Source data.
========================================
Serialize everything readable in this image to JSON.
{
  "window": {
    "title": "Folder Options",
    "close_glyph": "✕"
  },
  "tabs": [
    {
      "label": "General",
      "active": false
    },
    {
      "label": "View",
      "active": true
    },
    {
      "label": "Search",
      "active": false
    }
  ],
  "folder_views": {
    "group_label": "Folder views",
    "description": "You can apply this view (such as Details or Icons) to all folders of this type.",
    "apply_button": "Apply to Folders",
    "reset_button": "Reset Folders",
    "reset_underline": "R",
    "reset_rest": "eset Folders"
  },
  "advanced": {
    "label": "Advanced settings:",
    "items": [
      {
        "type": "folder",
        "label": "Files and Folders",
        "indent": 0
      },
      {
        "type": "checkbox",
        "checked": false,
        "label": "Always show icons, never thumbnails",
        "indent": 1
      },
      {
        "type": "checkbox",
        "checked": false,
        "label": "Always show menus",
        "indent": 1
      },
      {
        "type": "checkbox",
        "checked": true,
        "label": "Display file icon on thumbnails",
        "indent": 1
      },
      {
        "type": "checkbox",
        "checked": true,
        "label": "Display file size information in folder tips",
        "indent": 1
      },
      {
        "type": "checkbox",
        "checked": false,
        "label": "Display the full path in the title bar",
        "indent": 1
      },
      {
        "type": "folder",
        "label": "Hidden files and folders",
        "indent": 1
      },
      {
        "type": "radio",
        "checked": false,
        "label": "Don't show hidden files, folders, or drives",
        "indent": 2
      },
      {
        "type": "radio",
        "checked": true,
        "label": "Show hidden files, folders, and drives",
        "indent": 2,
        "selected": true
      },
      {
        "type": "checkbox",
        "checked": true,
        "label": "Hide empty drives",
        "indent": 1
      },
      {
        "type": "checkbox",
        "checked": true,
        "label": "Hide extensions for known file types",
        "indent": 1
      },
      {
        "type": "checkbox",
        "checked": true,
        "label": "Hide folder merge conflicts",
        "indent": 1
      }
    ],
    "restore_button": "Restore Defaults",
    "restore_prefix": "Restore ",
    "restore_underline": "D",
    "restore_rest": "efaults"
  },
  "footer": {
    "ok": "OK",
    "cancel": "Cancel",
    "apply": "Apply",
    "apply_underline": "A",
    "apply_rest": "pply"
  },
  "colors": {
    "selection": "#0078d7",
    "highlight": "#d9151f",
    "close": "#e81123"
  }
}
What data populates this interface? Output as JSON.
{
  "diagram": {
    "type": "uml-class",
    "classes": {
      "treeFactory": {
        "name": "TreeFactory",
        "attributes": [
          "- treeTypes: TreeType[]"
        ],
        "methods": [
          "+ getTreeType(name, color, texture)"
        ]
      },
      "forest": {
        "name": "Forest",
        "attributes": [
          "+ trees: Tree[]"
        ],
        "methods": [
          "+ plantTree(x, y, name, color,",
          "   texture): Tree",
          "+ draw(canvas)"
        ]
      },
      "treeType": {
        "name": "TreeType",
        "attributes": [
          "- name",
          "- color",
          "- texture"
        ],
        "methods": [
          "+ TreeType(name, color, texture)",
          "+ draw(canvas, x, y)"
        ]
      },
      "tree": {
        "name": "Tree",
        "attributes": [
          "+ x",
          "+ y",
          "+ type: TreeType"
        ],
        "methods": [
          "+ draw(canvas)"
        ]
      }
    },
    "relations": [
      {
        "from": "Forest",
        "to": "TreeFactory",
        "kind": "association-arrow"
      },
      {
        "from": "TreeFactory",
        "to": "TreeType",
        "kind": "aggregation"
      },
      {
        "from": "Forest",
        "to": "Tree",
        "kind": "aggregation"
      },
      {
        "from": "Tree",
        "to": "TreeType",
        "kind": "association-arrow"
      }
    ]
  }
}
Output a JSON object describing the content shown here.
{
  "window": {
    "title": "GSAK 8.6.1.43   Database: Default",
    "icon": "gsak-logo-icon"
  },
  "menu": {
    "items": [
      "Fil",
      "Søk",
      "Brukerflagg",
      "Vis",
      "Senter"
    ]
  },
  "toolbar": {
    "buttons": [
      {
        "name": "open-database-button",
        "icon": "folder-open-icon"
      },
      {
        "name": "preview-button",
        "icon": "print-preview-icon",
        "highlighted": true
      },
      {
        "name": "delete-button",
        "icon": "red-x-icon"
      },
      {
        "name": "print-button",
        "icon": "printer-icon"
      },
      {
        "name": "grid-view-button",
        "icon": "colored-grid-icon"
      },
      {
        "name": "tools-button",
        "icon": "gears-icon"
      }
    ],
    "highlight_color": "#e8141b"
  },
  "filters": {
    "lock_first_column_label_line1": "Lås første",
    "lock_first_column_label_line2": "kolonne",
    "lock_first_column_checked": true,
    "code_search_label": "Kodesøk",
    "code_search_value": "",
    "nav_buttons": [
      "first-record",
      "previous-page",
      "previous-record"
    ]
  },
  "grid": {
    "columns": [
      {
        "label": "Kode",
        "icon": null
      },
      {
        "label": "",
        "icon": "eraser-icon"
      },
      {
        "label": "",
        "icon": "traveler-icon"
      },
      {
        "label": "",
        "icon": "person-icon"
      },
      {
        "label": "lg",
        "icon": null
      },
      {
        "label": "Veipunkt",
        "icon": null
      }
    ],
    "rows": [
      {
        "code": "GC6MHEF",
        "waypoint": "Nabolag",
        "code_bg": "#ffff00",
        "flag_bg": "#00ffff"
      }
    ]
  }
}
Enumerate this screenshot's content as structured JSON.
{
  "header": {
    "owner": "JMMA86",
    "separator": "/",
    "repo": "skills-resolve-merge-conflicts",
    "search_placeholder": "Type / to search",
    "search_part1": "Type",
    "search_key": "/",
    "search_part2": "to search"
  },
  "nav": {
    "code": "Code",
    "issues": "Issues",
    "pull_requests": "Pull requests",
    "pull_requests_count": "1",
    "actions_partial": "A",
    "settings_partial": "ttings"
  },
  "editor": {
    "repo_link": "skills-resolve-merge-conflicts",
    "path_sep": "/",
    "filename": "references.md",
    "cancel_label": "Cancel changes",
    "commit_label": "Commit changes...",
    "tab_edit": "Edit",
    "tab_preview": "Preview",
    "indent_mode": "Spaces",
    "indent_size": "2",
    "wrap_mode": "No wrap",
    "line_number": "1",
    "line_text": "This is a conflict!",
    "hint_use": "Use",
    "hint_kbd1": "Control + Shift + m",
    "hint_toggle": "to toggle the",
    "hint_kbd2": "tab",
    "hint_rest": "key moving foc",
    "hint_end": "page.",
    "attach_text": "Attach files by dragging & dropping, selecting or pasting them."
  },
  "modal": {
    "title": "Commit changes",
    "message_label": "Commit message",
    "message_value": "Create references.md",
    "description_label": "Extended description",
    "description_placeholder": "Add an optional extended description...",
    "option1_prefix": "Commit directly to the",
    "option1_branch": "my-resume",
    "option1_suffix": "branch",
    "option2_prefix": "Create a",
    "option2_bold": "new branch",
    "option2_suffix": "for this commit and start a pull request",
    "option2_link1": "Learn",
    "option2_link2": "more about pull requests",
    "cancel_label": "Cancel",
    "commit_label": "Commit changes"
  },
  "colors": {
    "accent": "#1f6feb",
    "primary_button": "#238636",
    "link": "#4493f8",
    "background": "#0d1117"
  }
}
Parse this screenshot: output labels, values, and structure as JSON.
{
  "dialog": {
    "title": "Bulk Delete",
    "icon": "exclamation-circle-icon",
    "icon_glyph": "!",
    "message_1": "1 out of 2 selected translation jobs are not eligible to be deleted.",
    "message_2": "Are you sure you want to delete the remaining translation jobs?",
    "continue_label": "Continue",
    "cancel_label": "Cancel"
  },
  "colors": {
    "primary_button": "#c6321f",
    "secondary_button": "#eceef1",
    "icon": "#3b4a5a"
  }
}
========================================
Search the records for the word "grid". Copy every line that has it.

        "name": "grid-view-button",
        "icon": "colored-grid-icon"
  "grid": {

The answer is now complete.